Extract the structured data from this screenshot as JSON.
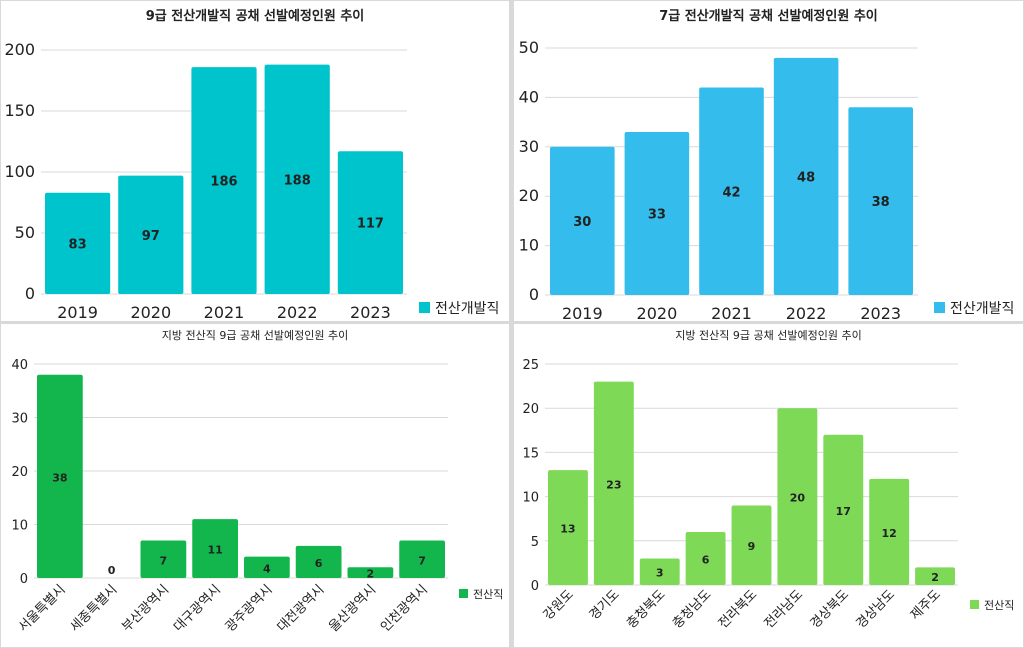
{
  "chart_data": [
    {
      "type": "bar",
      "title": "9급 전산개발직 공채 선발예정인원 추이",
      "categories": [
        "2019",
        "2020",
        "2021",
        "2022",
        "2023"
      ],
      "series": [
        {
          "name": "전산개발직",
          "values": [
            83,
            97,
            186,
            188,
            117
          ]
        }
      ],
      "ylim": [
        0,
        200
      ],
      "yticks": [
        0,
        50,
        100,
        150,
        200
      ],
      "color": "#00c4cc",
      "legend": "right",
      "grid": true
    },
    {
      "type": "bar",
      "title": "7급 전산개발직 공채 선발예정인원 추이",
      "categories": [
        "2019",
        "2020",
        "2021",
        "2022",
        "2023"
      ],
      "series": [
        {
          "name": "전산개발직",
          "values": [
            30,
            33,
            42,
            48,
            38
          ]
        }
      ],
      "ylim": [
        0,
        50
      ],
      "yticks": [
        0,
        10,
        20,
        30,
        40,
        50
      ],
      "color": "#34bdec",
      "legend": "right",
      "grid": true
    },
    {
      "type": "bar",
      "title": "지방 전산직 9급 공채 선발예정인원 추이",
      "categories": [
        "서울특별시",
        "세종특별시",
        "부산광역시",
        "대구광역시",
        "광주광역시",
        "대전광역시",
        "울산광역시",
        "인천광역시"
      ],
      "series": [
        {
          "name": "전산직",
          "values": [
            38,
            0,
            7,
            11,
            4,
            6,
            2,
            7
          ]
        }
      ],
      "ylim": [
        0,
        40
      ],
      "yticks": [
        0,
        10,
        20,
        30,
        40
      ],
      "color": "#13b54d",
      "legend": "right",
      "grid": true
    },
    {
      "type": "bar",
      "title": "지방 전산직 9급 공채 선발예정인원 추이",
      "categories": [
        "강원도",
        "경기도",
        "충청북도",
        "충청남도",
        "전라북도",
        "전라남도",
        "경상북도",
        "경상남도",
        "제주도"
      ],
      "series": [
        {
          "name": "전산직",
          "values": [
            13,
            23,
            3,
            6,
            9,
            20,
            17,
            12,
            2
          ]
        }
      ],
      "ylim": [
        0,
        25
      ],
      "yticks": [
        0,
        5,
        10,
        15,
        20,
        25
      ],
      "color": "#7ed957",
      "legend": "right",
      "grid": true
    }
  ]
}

Direction:
Reproduce each entry precisely, dropping only the pictures.

The completed task:
Extract the structured data from this screenshot as JSON.
{
  "chart_data": [
    {
      "type": "bar",
      "title": "9급 전산개발직 공채 선발예정인원 추이",
      "categories": [
        "2019",
        "2020",
        "2021",
        "2022",
        "2023"
      ],
      "series": [
        {
          "name": "전산개발직",
          "values": [
            83,
            97,
            186,
            188,
            117
          ]
        }
      ],
      "ylim": [
        0,
        200
      ],
      "yticks": [
        0,
        50,
        100,
        150,
        200
      ],
      "color": "#00c4cc",
      "legend": "right",
      "grid": true
    },
    {
      "type": "bar",
      "title": "7급 전산개발직 공채 선발예정인원 추이",
      "categories": [
        "2019",
        "2020",
        "2021",
        "2022",
        "2023"
      ],
      "series": [
        {
          "name": "전산개발직",
          "values": [
            30,
            33,
            42,
            48,
            38
          ]
        }
      ],
      "ylim": [
        0,
        50
      ],
      "yticks": [
        0,
        10,
        20,
        30,
        40,
        50
      ],
      "color": "#34bdec",
      "legend": "right",
      "grid": true
    },
    {
      "type": "bar",
      "title": "지방 전산직 9급 공채 선발예정인원 추이",
      "categories": [
        "서울특별시",
        "세종특별시",
        "부산광역시",
        "대구광역시",
        "광주광역시",
        "대전광역시",
        "울산광역시",
        "인천광역시"
      ],
      "series": [
        {
          "name": "전산직",
          "values": [
            38,
            0,
            7,
            11,
            4,
            6,
            2,
            7
          ]
        }
      ],
      "ylim": [
        0,
        40
      ],
      "yticks": [
        0,
        10,
        20,
        30,
        40
      ],
      "color": "#13b54d",
      "legend": "right",
      "grid": true
    },
    {
      "type": "bar",
      "title": "지방 전산직 9급 공채 선발예정인원 추이",
      "categories": [
        "강원도",
        "경기도",
        "충청북도",
        "충청남도",
        "전라북도",
        "전라남도",
        "경상북도",
        "경상남도",
        "제주도"
      ],
      "series": [
        {
          "name": "전산직",
          "values": [
            13,
            23,
            3,
            6,
            9,
            20,
            17,
            12,
            2
          ]
        }
      ],
      "ylim": [
        0,
        25
      ],
      "yticks": [
        0,
        5,
        10,
        15,
        20,
        25
      ],
      "color": "#7ed957",
      "legend": "right",
      "grid": true
    }
  ]
}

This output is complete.